Determine the number of lines containing the word "JSON", and state that figure alone.
-- start --
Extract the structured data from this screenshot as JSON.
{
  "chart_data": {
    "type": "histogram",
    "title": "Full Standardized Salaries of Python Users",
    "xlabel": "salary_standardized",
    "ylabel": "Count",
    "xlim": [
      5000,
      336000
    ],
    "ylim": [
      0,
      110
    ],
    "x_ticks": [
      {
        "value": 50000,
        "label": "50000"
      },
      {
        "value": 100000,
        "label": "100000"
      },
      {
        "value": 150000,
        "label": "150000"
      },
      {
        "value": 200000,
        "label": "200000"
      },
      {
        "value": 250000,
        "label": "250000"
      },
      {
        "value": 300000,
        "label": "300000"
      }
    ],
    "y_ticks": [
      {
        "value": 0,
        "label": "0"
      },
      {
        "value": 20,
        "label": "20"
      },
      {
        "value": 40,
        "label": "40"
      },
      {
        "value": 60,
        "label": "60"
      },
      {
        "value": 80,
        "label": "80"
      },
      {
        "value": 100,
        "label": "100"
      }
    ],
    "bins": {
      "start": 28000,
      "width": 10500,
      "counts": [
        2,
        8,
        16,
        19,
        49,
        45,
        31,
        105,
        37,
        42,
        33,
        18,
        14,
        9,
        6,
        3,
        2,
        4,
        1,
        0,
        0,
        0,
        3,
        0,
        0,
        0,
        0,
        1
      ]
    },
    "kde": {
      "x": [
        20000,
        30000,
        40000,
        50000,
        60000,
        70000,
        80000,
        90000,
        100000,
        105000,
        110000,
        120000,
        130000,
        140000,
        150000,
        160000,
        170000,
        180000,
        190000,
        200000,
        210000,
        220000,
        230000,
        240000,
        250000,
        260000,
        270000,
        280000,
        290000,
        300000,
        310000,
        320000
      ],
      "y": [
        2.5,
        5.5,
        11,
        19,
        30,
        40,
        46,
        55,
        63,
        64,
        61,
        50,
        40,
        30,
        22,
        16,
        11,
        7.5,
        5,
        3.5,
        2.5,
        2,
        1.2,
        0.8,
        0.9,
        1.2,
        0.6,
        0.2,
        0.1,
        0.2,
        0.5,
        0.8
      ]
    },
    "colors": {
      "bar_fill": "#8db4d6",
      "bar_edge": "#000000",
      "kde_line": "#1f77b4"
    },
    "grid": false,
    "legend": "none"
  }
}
-- end --
-- start --
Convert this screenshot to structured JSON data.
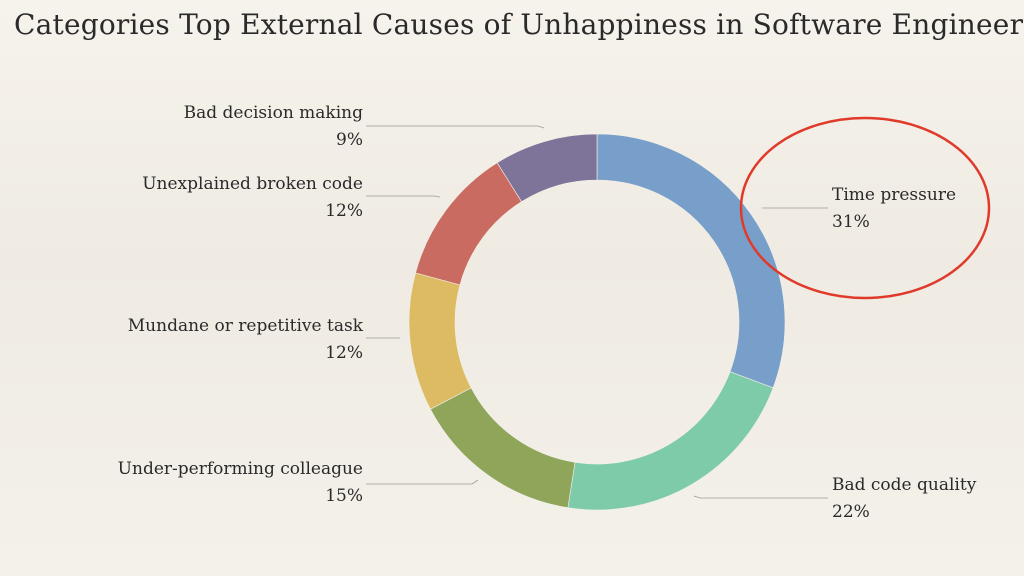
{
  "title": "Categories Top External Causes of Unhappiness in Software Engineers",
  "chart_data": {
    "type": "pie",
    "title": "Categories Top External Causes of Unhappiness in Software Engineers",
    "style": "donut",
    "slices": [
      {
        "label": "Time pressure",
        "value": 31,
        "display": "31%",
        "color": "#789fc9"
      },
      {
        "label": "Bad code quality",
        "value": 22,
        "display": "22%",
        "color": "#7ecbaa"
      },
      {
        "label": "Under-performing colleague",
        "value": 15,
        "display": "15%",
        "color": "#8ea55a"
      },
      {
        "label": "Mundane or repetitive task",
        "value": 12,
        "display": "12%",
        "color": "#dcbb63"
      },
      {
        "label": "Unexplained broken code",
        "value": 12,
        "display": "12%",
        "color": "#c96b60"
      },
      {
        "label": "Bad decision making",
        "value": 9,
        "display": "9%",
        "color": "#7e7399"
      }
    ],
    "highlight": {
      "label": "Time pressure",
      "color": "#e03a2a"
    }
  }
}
-- end --
-- start --
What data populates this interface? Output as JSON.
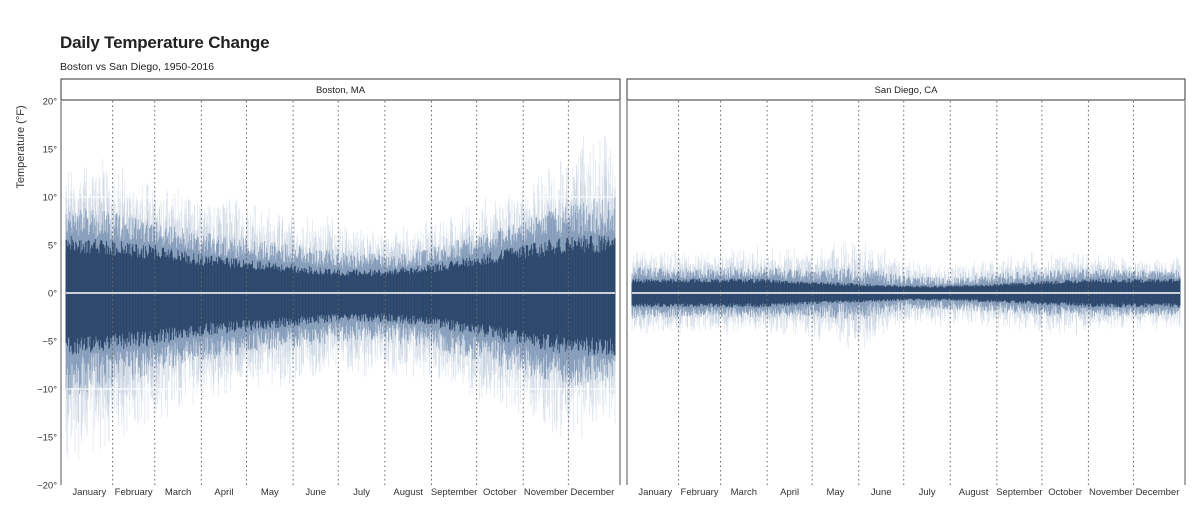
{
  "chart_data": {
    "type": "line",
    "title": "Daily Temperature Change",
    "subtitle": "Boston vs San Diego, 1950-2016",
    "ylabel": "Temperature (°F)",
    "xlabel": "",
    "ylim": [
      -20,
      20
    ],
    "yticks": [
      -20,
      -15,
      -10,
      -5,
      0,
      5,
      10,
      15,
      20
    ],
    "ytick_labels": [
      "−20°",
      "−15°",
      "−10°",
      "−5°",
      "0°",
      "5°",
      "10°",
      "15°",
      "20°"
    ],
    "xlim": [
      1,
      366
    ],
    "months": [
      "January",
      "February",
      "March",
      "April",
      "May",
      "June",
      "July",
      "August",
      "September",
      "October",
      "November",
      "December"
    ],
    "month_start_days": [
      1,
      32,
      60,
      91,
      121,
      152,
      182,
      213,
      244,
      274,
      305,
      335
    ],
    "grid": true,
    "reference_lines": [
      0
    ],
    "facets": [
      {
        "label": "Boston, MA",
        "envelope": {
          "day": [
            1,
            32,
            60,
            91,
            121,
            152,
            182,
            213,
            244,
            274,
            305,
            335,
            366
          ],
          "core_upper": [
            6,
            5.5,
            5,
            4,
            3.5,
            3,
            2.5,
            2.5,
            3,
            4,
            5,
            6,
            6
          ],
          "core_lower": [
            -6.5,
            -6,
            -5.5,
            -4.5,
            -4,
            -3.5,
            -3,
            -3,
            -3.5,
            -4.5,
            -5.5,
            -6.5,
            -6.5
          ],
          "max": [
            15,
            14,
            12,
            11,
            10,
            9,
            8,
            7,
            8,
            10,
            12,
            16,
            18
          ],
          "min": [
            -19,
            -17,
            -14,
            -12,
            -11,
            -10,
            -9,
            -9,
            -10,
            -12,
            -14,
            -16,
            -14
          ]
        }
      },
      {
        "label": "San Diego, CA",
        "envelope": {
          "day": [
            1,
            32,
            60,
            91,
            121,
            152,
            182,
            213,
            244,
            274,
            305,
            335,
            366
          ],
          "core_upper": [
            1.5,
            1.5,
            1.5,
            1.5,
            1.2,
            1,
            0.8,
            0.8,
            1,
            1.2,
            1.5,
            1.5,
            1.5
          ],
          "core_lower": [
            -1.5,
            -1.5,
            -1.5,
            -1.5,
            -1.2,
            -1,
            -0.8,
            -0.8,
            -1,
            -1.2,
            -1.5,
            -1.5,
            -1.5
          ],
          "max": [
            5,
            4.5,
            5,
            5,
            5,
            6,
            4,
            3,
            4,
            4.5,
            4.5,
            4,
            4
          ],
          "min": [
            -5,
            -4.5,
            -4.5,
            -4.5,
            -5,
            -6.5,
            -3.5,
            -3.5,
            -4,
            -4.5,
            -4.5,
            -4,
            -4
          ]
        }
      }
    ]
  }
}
-- end --
## REPLY TO THE EXERCISE
3